TEXT EXTRACT:
+ + + + + + +
Galevsky ha scritto:
> On Jan 13, 2008 8:24 PM, Michael Schmarck
> <[EMAIL PROTECTED]> wrote:
>>>> So I'd rather say, that it would be better, if there were no install
>>>> CD at all.
>>> But it can be done.
>> It's not worth the effort, though, as far as I'm concerned.
> 
> Since your are not concerned about releasing them, you should find no
> issue to let others do it. It is the community spirit, when folks add
> a new way to do something, just enlarging the panel of possibilities
> without negative impact on existing solutions, even if it doesn't suit
> your own needs, since you still have the possibility to setup your
> system by the older way,  there is no reason to prevent motivated
> people from implementing their alternative solution.

Of course there is no reason to prevent people to implement new
solutions. New solutions are always welcome: this is what open source is
for. :)

However, I personally think it's a waste of time, and it could possibly
put unnecessary blame on Gentoo. And you are the living proof of it.

Let me explain. You began complaining because the Gentoo live cd
*exists*, but it is out of date and didn't support your hardware. It's a
reasonable complain in the assumption you need the Gentoo cd (and you
can't do with anything else): you of course want your hardware to be
supported by the medium installation.

Now, imagine the official Gentoo live cd *never existed*. You probably
just would have picked up some cd you knew supported your system (say,
latest Ubuntu) and installed using that. No complaining, no discussions,
everyone happy.
+ + + + + + +
GIVEN INFORMATION:

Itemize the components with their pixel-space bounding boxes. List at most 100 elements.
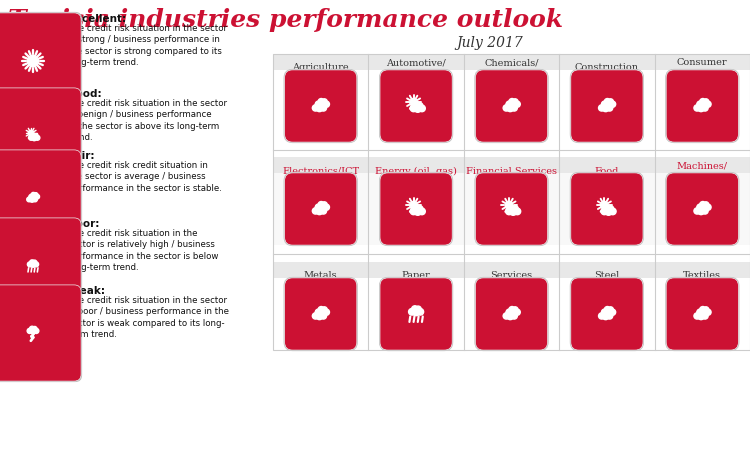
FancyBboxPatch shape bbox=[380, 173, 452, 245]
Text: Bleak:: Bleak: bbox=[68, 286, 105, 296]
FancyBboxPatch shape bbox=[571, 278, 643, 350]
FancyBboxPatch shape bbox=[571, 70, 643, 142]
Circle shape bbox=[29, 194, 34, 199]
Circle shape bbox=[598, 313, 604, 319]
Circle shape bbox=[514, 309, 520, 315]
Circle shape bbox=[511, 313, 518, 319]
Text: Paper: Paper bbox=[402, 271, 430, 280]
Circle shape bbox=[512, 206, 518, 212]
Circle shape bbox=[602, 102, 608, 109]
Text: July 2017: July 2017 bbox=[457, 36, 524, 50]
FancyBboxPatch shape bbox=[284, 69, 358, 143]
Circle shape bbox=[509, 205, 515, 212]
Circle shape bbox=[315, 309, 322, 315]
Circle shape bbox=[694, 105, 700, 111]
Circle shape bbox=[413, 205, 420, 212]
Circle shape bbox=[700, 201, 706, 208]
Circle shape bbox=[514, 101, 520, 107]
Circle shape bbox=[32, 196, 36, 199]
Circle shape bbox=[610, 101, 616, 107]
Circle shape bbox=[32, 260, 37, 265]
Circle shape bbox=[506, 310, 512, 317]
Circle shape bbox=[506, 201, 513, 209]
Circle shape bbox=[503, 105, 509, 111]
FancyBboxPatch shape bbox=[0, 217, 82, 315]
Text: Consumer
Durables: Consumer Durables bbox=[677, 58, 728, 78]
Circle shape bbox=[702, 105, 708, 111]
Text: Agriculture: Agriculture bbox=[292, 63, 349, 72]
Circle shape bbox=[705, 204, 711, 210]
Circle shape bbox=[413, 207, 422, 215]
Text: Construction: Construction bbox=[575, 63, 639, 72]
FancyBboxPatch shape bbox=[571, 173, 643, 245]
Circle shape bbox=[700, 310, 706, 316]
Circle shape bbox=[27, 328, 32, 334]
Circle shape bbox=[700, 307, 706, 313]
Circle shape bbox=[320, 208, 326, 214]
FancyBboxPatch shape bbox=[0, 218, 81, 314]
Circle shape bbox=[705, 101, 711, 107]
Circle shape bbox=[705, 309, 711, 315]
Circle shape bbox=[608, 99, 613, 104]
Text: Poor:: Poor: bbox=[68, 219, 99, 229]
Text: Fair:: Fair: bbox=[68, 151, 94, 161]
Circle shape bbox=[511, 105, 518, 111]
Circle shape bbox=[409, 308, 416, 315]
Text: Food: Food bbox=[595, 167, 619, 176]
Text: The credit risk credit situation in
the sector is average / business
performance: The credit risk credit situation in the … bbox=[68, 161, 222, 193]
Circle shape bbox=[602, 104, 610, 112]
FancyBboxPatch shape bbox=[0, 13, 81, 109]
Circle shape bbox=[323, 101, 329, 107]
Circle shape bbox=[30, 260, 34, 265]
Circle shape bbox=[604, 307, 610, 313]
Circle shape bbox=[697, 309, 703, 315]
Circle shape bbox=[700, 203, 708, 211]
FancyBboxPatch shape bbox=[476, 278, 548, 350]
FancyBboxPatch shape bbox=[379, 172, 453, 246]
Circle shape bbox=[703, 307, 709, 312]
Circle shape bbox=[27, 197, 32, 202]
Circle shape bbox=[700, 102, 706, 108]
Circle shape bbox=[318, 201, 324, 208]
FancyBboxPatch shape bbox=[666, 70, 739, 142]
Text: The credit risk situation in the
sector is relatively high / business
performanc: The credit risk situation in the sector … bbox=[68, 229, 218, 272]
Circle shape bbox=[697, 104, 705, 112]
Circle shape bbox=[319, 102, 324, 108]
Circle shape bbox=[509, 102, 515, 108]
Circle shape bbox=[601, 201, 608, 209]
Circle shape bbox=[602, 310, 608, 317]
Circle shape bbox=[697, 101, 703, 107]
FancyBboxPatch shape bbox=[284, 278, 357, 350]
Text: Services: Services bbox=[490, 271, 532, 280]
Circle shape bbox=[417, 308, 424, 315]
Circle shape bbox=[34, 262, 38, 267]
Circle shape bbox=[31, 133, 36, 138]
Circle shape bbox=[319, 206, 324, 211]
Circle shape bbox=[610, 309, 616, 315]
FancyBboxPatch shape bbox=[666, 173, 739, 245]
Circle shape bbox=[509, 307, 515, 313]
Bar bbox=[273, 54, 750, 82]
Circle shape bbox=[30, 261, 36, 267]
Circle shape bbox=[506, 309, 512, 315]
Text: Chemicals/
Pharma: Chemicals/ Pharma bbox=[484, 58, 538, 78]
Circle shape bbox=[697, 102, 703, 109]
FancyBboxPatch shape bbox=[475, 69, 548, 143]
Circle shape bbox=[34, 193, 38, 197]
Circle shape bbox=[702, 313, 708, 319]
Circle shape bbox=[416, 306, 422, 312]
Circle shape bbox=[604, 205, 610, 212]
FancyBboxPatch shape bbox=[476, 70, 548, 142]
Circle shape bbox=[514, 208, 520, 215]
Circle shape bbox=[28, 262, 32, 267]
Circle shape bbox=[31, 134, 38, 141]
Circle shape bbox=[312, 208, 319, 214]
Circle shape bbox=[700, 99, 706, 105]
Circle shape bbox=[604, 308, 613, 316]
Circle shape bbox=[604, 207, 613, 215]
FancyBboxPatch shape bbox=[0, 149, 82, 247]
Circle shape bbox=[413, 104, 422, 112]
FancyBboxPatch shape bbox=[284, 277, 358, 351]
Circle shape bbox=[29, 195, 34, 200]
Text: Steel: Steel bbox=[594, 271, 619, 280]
+ + + + + + +
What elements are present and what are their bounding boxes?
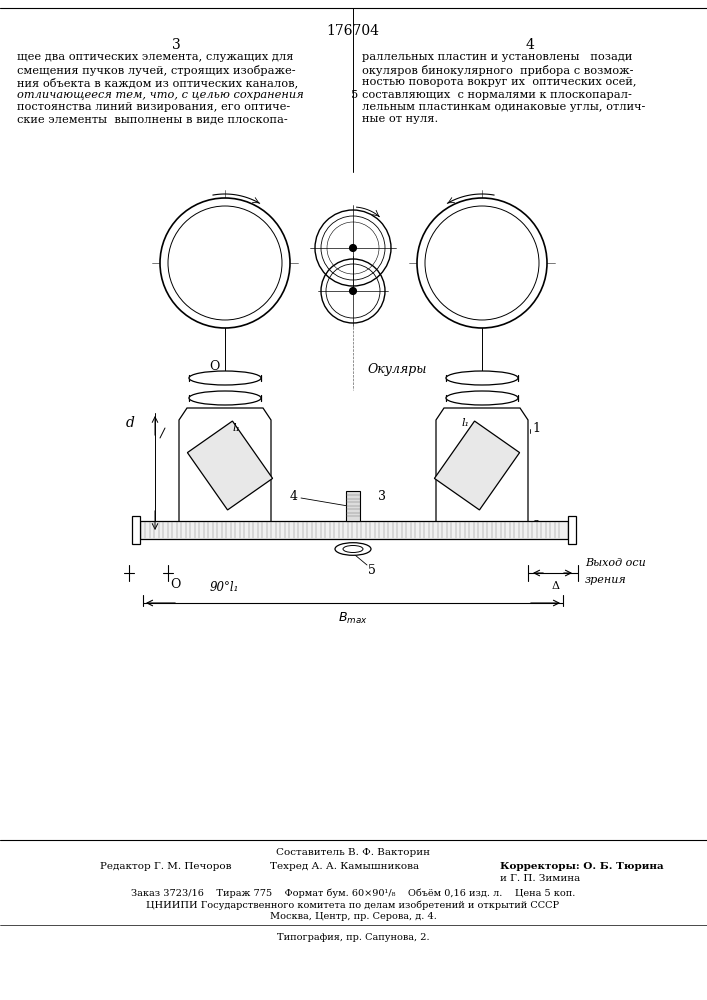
+ + + + + + +
STATED GOAL:
In the message about the Gentoo live CD, which two problems with the CD are said to have started the complaining?

RESPONSE:
It was out of date and didn't support the hardware.